## What to do
Each line that follows is to be retyped exactly.

## Data listing
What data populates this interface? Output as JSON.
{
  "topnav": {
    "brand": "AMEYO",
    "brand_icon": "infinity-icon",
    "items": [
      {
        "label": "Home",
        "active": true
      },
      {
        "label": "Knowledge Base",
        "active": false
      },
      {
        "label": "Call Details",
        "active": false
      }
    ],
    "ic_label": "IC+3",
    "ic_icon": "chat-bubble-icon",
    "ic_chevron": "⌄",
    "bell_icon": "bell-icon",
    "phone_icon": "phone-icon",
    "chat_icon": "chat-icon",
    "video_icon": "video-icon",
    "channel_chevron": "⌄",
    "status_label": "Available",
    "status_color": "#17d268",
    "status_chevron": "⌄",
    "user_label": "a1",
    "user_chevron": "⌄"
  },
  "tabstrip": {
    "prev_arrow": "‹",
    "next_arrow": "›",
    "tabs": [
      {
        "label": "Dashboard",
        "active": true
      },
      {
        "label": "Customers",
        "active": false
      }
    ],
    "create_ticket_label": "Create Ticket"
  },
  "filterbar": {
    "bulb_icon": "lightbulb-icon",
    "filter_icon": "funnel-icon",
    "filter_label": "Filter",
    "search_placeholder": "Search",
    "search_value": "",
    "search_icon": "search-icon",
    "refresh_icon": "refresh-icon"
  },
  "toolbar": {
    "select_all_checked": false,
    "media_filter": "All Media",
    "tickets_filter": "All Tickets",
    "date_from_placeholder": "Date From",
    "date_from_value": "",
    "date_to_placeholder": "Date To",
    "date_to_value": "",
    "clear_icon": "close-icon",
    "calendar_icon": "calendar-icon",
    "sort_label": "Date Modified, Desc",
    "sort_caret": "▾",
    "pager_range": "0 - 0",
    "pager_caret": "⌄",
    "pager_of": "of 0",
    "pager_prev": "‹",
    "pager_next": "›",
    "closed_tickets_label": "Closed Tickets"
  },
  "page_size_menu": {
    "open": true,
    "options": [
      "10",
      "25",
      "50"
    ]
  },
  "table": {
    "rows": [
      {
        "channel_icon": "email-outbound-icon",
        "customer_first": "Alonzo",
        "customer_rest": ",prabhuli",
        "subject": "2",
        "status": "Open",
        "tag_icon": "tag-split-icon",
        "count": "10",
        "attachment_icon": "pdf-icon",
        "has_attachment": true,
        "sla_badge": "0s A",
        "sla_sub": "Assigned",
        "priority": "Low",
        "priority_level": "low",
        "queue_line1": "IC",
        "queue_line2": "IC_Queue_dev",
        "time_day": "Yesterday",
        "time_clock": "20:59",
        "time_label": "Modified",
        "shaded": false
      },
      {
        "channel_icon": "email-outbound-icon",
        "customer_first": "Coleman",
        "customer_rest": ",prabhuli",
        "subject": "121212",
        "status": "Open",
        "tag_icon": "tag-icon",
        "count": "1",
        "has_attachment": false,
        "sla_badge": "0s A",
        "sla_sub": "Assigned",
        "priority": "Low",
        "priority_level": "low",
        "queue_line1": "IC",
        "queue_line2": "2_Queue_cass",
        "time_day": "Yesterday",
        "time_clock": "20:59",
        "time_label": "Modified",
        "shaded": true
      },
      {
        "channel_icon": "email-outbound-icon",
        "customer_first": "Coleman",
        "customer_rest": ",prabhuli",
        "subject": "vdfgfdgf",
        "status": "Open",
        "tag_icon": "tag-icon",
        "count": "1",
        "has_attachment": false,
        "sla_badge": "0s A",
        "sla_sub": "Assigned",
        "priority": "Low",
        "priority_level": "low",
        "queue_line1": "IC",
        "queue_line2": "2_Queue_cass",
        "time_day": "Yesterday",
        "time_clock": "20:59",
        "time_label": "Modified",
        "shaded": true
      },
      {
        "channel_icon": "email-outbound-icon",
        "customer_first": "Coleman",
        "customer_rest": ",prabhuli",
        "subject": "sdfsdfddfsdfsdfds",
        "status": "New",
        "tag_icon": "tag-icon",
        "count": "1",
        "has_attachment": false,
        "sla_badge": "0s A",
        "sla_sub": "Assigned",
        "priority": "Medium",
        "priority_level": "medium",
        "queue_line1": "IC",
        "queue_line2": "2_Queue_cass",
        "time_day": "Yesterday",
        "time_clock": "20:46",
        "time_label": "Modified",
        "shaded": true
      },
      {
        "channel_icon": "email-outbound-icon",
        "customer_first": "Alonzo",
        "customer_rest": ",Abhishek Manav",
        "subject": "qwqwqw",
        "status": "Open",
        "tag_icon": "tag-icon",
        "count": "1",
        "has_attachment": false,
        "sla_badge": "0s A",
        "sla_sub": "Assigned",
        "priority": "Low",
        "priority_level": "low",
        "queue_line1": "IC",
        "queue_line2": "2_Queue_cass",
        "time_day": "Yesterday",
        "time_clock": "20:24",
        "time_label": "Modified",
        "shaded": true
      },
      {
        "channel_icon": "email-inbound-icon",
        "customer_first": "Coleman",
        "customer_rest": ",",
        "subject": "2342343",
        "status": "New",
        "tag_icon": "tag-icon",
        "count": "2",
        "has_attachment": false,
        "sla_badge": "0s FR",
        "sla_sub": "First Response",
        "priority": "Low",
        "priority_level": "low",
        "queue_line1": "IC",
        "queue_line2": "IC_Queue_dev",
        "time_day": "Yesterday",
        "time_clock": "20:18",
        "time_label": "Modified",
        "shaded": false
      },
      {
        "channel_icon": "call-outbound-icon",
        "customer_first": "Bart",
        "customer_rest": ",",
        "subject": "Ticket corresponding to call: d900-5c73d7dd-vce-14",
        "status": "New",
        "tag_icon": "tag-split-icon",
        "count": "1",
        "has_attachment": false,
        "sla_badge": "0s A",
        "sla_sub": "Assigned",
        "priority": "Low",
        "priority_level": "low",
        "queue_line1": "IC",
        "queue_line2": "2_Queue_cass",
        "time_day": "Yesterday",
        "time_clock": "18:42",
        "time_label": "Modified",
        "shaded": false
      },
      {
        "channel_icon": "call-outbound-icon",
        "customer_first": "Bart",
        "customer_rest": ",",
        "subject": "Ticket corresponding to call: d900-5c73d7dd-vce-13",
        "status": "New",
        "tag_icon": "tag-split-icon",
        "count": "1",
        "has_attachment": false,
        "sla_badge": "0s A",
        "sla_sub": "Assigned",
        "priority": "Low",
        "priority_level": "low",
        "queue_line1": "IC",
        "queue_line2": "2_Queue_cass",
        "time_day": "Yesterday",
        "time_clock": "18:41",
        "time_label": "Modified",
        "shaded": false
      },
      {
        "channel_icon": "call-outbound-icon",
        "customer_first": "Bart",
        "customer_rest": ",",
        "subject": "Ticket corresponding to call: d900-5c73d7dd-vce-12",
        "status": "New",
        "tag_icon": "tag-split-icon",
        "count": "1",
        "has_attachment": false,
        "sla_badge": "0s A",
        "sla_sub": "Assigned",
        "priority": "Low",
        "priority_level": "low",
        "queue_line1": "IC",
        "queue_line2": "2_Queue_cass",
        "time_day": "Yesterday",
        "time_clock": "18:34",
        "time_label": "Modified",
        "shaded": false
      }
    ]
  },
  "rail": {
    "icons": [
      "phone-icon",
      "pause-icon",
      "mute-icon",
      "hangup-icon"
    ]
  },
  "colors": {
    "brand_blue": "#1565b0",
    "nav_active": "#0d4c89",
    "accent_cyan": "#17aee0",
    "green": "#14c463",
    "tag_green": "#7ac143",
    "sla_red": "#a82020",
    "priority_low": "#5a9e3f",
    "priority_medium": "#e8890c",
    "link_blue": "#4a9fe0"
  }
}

## Answer for the task
What data populates this interface? Output as JSON.
{
  "topnav": {
    "brand": "AMEYO",
    "brand_icon": "infinity-icon",
    "items": [
      {
        "label": "Home",
        "active": true
      },
      {
        "label": "Knowledge Base",
        "active": false
      },
      {
        "label": "Call Details",
        "active": false
      }
    ],
    "ic_label": "IC+3",
    "ic_icon": "chat-bubble-icon",
    "ic_chevron": "⌄",
    "bell_icon": "bell-icon",
    "phone_icon": "phone-icon",
    "chat_icon": "chat-icon",
    "video_icon": "video-icon",
    "channel_chevron": "⌄",
    "status_label": "Available",
    "status_color": "#17d268",
    "status_chevron": "⌄",
    "user_label": "a1",
    "user_chevron": "⌄"
  },
  "tabstrip": {
    "prev_arrow": "‹",
    "next_arrow": "›",
    "tabs": [
      {
        "label": "Dashboard",
        "active": true
      },
      {
        "label": "Customers",
        "active": false
      }
    ],
    "create_ticket_label": "Create Ticket"
  },
  "filterbar": {
    "bulb_icon": "lightbulb-icon",
    "filter_icon": "funnel-icon",
    "filter_label": "Filter",
    "search_placeholder": "Search",
    "search_value": "",
    "search_icon": "search-icon",
    "refresh_icon": "refresh-icon"
  },
  "toolbar": {
    "select_all_checked": false,
    "media_filter": "All Media",
    "tickets_filter": "All Tickets",
    "date_from_placeholder": "Date From",
    "date_from_value": "",
    "date_to_placeholder": "Date To",
    "date_to_value": "",
    "clear_icon": "close-icon",
    "calendar_icon": "calendar-icon",
    "sort_label": "Date Modified, Desc",
    "sort_caret": "▾",
    "pager_range": "0 - 0",
    "pager_caret": "⌄",
    "pager_of": "of 0",
    "pager_prev": "‹",
    "pager_next": "›",
    "closed_tickets_label": "Closed Tickets"
  },
  "page_size_menu": {
    "open": true,
    "options": [
      "10",
      "25",
      "50"
    ]
  },
  "table": {
    "rows": [
      {
        "channel_icon": "email-outbound-icon",
        "customer_first": "Alonzo",
        "customer_rest": ",prabhuli",
        "subject": "2",
        "status": "Open",
        "tag_icon": "tag-split-icon",
        "count": "10",
        "attachment_icon": "pdf-icon",
        "has_attachment": true,
        "sla_badge": "0s A",
        "sla_sub": "Assigned",
        "priority": "Low",
        "priority_level": "low",
        "queue_line1": "IC",
        "queue_line2": "IC_Queue_dev",
        "time_day": "Yesterday",
        "time_clock": "20:59",
        "time_label": "Modified",
        "shaded": false
      },
      {
        "channel_icon": "email-outbound-icon",
        "customer_first": "Coleman",
        "customer_rest": ",prabhuli",
        "subject": "121212",
        "status": "Open",
        "tag_icon": "tag-icon",
        "count": "1",
        "has_attachment": false,
        "sla_badge": "0s A",
        "sla_sub": "Assigned",
        "priority": "Low",
        "priority_level": "low",
        "queue_line1": "IC",
        "queue_line2": "2_Queue_cass",
        "time_day": "Yesterday",
        "time_clock": "20:59",
        "time_label": "Modified",
        "shaded": true
      },
      {
        "channel_icon": "email-outbound-icon",
        "customer_first": "Coleman",
        "customer_rest": ",prabhuli",
        "subject": "vdfgfdgf",
        "status": "Open",
        "tag_icon": "tag-icon",
        "count": "1",
        "has_attachment": false,
        "sla_badge": "0s A",
        "sla_sub": "Assigned",
        "priority": "Low",
        "priority_level": "low",
        "queue_line1": "IC",
        "queue_line2": "2_Queue_cass",
        "time_day": "Yesterday",
        "time_clock": "20:59",
        "time_label": "Modified",
        "shaded": true
      },
      {
        "channel_icon": "email-outbound-icon",
        "customer_first": "Coleman",
        "customer_rest": ",prabhuli",
        "subject": "sdfsdfddfsdfsdfds",
        "status": "New",
        "tag_icon": "tag-icon",
        "count": "1",
        "has_attachment": false,
        "sla_badge": "0s A",
        "sla_sub": "Assigned",
        "priority": "Medium",
        "priority_level": "medium",
        "queue_line1": "IC",
        "queue_line2": "2_Queue_cass",
        "time_day": "Yesterday",
        "time_clock": "20:46",
        "time_label": "Modified",
        "shaded": true
      },
      {
        "channel_icon": "email-outbound-icon",
        "customer_first": "Alonzo",
        "customer_rest": ",Abhishek Manav",
        "subject": "qwqwqw",
        "status": "Open",
        "tag_icon": "tag-icon",
        "count": "1",
        "has_attachment": false,
        "sla_badge": "0s A",
        "sla_sub": "Assigned",
        "priority": "Low",
        "priority_level": "low",
        "queue_line1": "IC",
        "queue_line2": "2_Queue_cass",
        "time_day": "Yesterday",
        "time_clock": "20:24",
        "time_label": "Modified",
        "shaded": true
      },
      {
        "channel_icon": "email-inbound-icon",
        "customer_first": "Coleman",
        "customer_rest": ",",
        "subject": "2342343",
        "status": "New",
        "tag_icon": "tag-icon",
        "count": "2",
        "has_attachment": false,
        "sla_badge": "0s FR",
        "sla_sub": "First Response",
        "priority": "Low",
        "priority_level": "low",
        "queue_line1": "IC",
        "queue_line2": "IC_Queue_dev",
        "time_day": "Yesterday",
        "time_clock": "20:18",
        "time_label": "Modified",
        "shaded": false
      },
      {
        "channel_icon": "call-outbound-icon",
        "customer_first": "Bart",
        "customer_rest": ",",
        "subject": "Ticket corresponding to call: d900-5c73d7dd-vce-14",
        "status": "New",
        "tag_icon": "tag-split-icon",
        "count": "1",
        "has_attachment": false,
        "sla_badge": "0s A",
        "sla_sub": "Assigned",
        "priority": "Low",
        "priority_level": "low",
        "queue_line1": "IC",
        "queue_line2": "2_Queue_cass",
        "time_day": "Yesterday",
        "time_clock": "18:42",
        "time_label": "Modified",
        "shaded": false
      },
      {
        "channel_icon": "call-outbound-icon",
        "customer_first": "Bart",
        "customer_rest": ",",
        "subject": "Ticket corresponding to call: d900-5c73d7dd-vce-13",
        "status": "New",
        "tag_icon": "tag-split-icon",
        "count": "1",
        "has_attachment": false,
        "sla_badge": "0s A",
        "sla_sub": "Assigned",
        "priority": "Low",
        "priority_level": "low",
        "queue_line1": "IC",
        "queue_line2": "2_Queue_cass",
        "time_day": "Yesterday",
        "time_clock": "18:41",
        "time_label": "Modified",
        "shaded": false
      },
      {
        "channel_icon": "call-outbound-icon",
        "customer_first": "Bart",
        "customer_rest": ",",
        "subject": "Ticket corresponding to call: d900-5c73d7dd-vce-12",
        "status": "New",
        "tag_icon": "tag-split-icon",
        "count": "1",
        "has_attachment": false,
        "sla_badge": "0s A",
        "sla_sub": "Assigned",
        "priority": "Low",
        "priority_level": "low",
        "queue_line1": "IC",
        "queue_line2": "2_Queue_cass",
        "time_day": "Yesterday",
        "time_clock": "18:34",
        "time_label": "Modified",
        "shaded": false
      }
    ]
  },
  "rail": {
    "icons": [
      "phone-icon",
      "pause-icon",
      "mute-icon",
      "hangup-icon"
    ]
  },
  "colors": {
    "brand_blue": "#1565b0",
    "nav_active": "#0d4c89",
    "accent_cyan": "#17aee0",
    "green": "#14c463",
    "tag_green": "#7ac143",
    "sla_red": "#a82020",
    "priority_low": "#5a9e3f",
    "priority_medium": "#e8890c",
    "link_blue": "#4a9fe0"
  }
}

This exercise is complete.